-- begin --

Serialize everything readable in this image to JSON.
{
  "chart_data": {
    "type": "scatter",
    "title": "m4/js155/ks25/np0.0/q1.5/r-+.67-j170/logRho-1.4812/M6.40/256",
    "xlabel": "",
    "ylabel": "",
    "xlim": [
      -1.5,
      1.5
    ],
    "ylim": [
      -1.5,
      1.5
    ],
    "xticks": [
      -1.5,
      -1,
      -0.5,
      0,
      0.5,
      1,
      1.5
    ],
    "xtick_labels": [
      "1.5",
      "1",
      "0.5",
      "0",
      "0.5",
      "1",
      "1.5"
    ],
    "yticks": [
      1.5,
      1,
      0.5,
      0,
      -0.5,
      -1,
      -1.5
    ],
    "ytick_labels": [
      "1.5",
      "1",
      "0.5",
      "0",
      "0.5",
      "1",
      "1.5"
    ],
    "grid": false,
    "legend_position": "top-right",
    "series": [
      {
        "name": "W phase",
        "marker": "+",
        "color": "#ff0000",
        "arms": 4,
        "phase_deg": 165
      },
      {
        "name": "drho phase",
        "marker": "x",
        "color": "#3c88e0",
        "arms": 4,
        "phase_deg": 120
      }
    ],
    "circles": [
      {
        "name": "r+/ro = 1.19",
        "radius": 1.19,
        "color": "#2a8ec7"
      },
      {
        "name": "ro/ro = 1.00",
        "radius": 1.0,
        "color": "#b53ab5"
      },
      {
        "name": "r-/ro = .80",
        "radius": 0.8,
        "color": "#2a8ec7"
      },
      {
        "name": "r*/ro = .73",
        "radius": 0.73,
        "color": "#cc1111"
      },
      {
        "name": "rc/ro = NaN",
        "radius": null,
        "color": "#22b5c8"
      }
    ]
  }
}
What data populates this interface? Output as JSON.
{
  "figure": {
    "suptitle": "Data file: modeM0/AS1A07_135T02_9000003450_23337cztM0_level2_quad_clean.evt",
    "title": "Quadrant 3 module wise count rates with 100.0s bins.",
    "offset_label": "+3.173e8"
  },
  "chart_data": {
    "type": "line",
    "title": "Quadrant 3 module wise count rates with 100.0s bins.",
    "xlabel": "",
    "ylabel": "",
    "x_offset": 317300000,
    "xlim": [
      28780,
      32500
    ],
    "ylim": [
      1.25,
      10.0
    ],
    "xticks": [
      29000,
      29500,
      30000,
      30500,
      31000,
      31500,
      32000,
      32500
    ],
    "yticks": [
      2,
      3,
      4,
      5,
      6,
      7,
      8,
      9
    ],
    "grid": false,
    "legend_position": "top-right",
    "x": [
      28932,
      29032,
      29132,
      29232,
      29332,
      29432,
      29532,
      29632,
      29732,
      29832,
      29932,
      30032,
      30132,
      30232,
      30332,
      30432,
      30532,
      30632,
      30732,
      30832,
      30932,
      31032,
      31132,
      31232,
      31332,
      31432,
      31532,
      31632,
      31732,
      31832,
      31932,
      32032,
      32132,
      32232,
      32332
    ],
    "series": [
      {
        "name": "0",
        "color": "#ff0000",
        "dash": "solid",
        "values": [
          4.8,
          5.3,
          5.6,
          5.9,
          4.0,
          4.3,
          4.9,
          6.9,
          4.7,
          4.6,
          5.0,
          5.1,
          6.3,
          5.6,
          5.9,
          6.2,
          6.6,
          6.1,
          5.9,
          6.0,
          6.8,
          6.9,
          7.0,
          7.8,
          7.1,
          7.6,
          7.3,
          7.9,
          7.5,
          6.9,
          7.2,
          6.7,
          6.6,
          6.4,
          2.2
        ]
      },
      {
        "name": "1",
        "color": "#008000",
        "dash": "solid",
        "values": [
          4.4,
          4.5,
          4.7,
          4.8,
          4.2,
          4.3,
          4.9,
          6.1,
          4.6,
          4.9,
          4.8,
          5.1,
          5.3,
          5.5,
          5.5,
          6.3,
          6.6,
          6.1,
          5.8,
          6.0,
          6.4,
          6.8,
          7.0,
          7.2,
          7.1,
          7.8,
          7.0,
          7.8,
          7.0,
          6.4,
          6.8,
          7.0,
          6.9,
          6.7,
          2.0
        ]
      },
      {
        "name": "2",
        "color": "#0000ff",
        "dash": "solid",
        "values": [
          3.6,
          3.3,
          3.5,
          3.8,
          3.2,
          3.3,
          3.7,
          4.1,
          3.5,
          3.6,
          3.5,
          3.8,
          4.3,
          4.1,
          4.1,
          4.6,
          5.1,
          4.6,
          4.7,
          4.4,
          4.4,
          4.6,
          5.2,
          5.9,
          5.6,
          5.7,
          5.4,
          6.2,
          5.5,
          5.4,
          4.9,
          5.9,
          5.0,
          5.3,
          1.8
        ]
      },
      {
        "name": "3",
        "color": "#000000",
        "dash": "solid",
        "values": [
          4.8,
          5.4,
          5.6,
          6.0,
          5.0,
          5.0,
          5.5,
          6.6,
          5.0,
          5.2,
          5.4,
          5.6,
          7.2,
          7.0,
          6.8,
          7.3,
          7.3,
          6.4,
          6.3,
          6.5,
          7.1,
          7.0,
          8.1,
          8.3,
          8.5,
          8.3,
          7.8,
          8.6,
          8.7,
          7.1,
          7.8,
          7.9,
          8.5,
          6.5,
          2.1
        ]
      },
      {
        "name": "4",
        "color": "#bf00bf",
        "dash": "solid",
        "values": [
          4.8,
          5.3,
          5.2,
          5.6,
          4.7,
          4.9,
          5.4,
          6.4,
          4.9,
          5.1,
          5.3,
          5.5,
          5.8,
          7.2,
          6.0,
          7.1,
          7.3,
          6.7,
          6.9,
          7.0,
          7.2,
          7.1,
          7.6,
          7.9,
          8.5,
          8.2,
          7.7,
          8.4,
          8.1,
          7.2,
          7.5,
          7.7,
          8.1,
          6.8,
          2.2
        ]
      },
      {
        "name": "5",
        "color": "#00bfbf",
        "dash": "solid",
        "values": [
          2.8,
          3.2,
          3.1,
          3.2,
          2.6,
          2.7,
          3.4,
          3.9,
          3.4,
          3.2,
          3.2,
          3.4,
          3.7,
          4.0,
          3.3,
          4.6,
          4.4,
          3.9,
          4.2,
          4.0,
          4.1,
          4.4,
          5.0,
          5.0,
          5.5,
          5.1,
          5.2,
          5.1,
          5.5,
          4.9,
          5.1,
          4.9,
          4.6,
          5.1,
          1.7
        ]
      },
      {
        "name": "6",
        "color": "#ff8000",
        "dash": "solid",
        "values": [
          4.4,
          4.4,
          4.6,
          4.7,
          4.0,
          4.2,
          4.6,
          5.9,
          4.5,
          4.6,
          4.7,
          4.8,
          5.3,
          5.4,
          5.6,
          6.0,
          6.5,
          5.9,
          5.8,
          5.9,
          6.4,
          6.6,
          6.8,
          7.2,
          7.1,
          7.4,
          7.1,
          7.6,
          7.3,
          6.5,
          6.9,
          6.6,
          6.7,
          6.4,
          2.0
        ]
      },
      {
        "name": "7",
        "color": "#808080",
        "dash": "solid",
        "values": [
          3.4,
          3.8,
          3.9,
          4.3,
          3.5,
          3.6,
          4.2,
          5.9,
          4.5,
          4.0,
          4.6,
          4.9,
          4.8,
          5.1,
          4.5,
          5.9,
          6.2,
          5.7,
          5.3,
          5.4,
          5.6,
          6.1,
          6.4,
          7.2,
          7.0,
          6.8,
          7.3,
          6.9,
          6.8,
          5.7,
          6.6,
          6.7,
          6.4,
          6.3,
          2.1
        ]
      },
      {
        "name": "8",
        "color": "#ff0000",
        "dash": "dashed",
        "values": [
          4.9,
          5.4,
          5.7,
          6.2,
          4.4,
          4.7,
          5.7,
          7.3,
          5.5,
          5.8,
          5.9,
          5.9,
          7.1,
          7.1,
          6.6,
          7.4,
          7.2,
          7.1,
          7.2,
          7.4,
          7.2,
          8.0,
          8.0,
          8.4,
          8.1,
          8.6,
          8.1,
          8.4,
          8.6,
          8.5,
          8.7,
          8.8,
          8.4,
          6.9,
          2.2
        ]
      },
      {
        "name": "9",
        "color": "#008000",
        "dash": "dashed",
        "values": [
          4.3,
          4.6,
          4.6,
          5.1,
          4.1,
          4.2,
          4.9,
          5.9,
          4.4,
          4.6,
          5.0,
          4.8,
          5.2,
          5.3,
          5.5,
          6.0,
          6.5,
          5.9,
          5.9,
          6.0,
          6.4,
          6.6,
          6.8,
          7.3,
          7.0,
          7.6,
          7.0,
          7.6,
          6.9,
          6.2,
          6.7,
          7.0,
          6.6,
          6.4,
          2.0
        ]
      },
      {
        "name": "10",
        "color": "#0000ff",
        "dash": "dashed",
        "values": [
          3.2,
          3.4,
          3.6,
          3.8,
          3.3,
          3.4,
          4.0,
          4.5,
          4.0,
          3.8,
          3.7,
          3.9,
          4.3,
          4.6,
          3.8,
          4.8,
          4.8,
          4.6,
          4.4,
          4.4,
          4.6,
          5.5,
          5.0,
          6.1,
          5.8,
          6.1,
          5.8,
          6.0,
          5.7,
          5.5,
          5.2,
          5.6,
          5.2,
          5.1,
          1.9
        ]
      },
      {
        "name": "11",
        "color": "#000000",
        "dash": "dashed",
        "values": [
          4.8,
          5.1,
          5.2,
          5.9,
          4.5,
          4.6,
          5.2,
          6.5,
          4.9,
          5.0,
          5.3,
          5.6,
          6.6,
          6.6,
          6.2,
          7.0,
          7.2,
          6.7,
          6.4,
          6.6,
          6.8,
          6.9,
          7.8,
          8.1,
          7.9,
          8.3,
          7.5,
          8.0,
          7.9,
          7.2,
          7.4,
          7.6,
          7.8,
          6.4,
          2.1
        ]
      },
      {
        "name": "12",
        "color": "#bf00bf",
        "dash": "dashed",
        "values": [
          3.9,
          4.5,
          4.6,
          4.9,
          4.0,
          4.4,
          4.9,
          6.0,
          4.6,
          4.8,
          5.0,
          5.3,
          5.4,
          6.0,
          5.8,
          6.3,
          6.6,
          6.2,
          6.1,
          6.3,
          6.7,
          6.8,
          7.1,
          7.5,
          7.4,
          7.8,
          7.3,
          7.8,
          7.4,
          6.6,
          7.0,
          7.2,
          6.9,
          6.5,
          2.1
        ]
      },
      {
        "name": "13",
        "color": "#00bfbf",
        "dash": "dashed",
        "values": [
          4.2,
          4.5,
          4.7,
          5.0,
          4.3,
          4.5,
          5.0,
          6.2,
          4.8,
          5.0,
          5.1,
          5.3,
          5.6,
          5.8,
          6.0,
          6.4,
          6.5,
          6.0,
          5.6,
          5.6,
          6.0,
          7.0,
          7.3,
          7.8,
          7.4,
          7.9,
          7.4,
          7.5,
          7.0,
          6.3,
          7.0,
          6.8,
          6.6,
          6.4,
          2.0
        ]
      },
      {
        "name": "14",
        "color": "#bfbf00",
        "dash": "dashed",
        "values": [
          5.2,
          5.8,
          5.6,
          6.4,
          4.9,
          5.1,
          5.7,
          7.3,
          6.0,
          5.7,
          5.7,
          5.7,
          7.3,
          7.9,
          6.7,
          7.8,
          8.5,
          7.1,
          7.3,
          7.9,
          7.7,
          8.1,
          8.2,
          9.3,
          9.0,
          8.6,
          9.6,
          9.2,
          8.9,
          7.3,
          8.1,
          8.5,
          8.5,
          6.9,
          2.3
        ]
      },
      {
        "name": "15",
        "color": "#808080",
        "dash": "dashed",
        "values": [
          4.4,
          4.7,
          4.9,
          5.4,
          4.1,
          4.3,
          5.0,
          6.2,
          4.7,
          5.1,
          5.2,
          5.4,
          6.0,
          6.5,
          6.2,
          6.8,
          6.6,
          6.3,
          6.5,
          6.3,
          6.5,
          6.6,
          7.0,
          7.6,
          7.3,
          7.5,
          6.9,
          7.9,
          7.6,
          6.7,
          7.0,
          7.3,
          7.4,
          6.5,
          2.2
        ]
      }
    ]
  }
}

-- end --

> _Set problem_: Pick out lines containing the word "radius", each one as written.

> _Output for this task_:
        "radius": 1.19,
        "radius": 1.0,
        "radius": 0.8,
        "radius": 0.73,
        "radius": null,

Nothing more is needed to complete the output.